In your copy, reproduce the entries exactly as they are, minus the images.

Dataset excerpts

****************************************

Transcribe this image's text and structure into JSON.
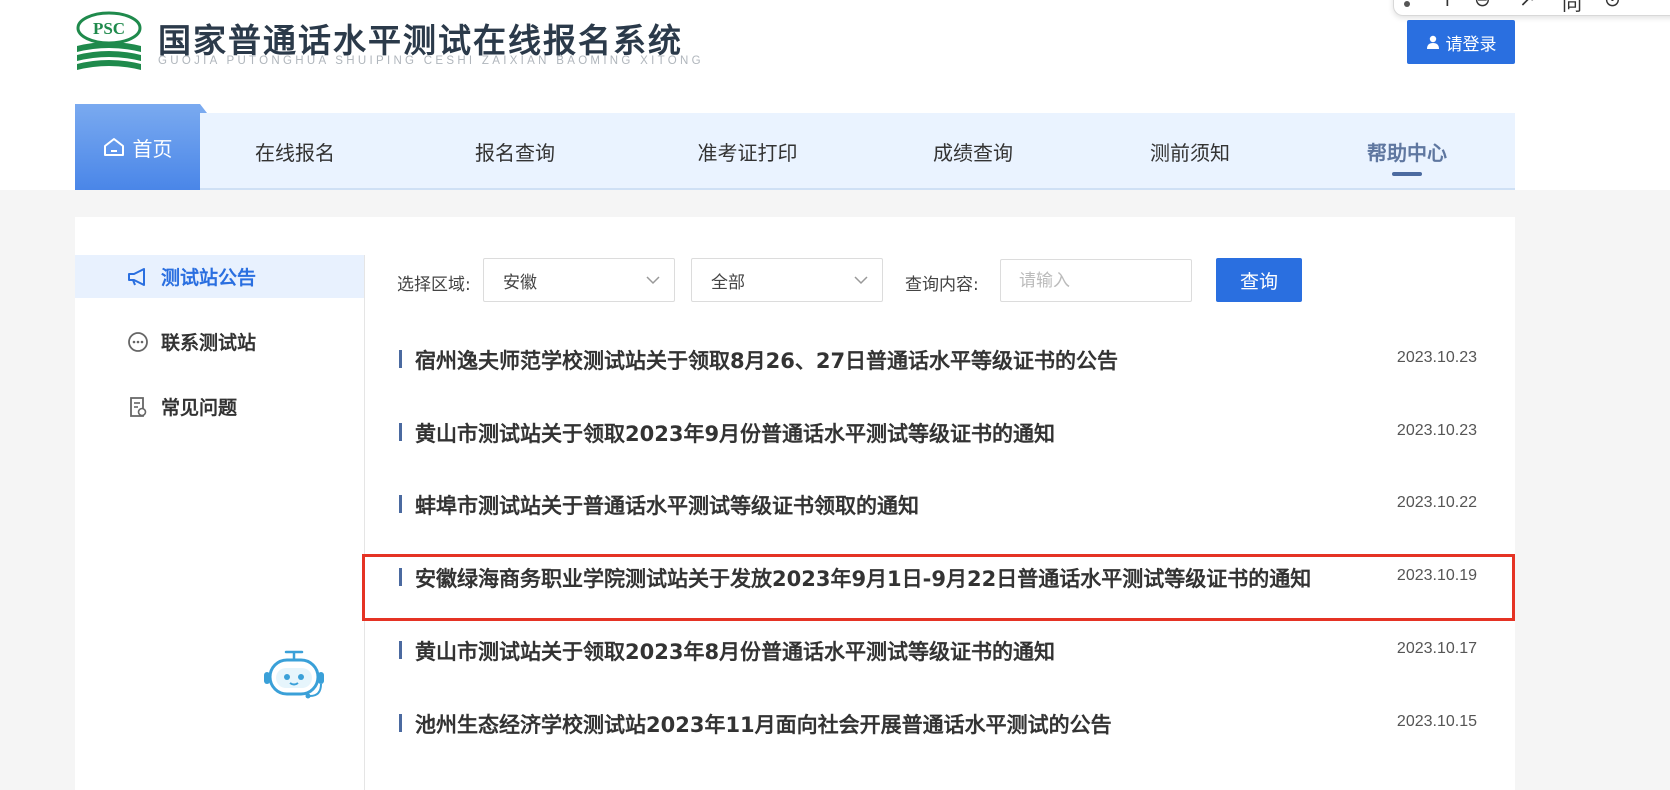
{
  "header": {
    "logo_text": "PSC",
    "title": "国家普通话水平测试在线报名系统",
    "subtitle": "GUOJIA PUTONGHUA SHUIPING CESHI ZAIXIAN BAOMING XITONG",
    "login_label": "请登录"
  },
  "toolbar": {
    "glyphs": [
      "↑",
      "⊖",
      "↗",
      "同",
      "⊙"
    ]
  },
  "nav": {
    "items": [
      {
        "label": "首页",
        "active": false,
        "highlighted": true
      },
      {
        "label": "在线报名"
      },
      {
        "label": "报名查询"
      },
      {
        "label": "准考证打印"
      },
      {
        "label": "成绩查询"
      },
      {
        "label": "测前须知"
      },
      {
        "label": "帮助中心",
        "active": true
      }
    ]
  },
  "sidebar": {
    "items": [
      {
        "label": "测试站公告",
        "icon": "megaphone-icon",
        "active": true
      },
      {
        "label": "联系测试站",
        "icon": "chat-icon"
      },
      {
        "label": "常见问题",
        "icon": "faq-document-icon"
      }
    ]
  },
  "filters": {
    "region_label": "选择区域:",
    "region_value": "安徽",
    "category_value": "全部",
    "query_label": "查询内容:",
    "query_placeholder": "请输入",
    "query_button": "查询"
  },
  "notices": [
    {
      "title": "宿州逸夫师范学校测试站关于领取8月26、27日普通话水平等级证书的公告",
      "date": "2023.10.23"
    },
    {
      "title": "黄山市测试站关于领取2023年9月份普通话水平测试等级证书的通知",
      "date": "2023.10.23"
    },
    {
      "title": "蚌埠市测试站关于普通话水平测试等级证书领取的通知",
      "date": "2023.10.22"
    },
    {
      "title": "安徽绿海商务职业学院测试站关于发放2023年9月1日-9月22日普通话水平测试等级证书的通知",
      "date": "2023.10.19",
      "highlighted": true
    },
    {
      "title": "黄山市测试站关于领取2023年8月份普通话水平测试等级证书的通知",
      "date": "2023.10.17"
    },
    {
      "title": "池州生态经济学校测试站2023年11月面向社会开展普通话水平测试的公告",
      "date": "2023.10.15"
    }
  ],
  "colors": {
    "brand_blue": "#2a6fe0",
    "logo_green": "#1f8a4c",
    "nav_bg": "#eaf3ff",
    "highlight_red": "#e53324"
  }
}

****************************************

#### Written response:
Transcribe this image's text and structure into JSON.
{
  "header": {
    "logo_text": "PSC",
    "title": "国家普通话水平测试在线报名系统",
    "subtitle": "GUOJIA PUTONGHUA SHUIPING CESHI ZAIXIAN BAOMING XITONG",
    "login_label": "请登录"
  },
  "toolbar": {
    "glyphs": [
      "↑",
      "⊖",
      "↗",
      "同",
      "⊙"
    ]
  },
  "nav": {
    "items": [
      {
        "label": "首页",
        "active": false,
        "highlighted": true
      },
      {
        "label": "在线报名"
      },
      {
        "label": "报名查询"
      },
      {
        "label": "准考证打印"
      },
      {
        "label": "成绩查询"
      },
      {
        "label": "测前须知"
      },
      {
        "label": "帮助中心",
        "active": true
      }
    ]
  },
  "sidebar": {
    "items": [
      {
        "label": "测试站公告",
        "icon": "megaphone-icon",
        "active": true
      },
      {
        "label": "联系测试站",
        "icon": "chat-icon"
      },
      {
        "label": "常见问题",
        "icon": "faq-document-icon"
      }
    ]
  },
  "filters": {
    "region_label": "选择区域:",
    "region_value": "安徽",
    "category_value": "全部",
    "query_label": "查询内容:",
    "query_placeholder": "请输入",
    "query_button": "查询"
  },
  "notices": [
    {
      "title": "宿州逸夫师范学校测试站关于领取8月26、27日普通话水平等级证书的公告",
      "date": "2023.10.23"
    },
    {
      "title": "黄山市测试站关于领取2023年9月份普通话水平测试等级证书的通知",
      "date": "2023.10.23"
    },
    {
      "title": "蚌埠市测试站关于普通话水平测试等级证书领取的通知",
      "date": "2023.10.22"
    },
    {
      "title": "安徽绿海商务职业学院测试站关于发放2023年9月1日-9月22日普通话水平测试等级证书的通知",
      "date": "2023.10.19",
      "highlighted": true
    },
    {
      "title": "黄山市测试站关于领取2023年8月份普通话水平测试等级证书的通知",
      "date": "2023.10.17"
    },
    {
      "title": "池州生态经济学校测试站2023年11月面向社会开展普通话水平测试的公告",
      "date": "2023.10.15"
    }
  ],
  "colors": {
    "brand_blue": "#2a6fe0",
    "logo_green": "#1f8a4c",
    "nav_bg": "#eaf3ff",
    "highlight_red": "#e53324"
  }
}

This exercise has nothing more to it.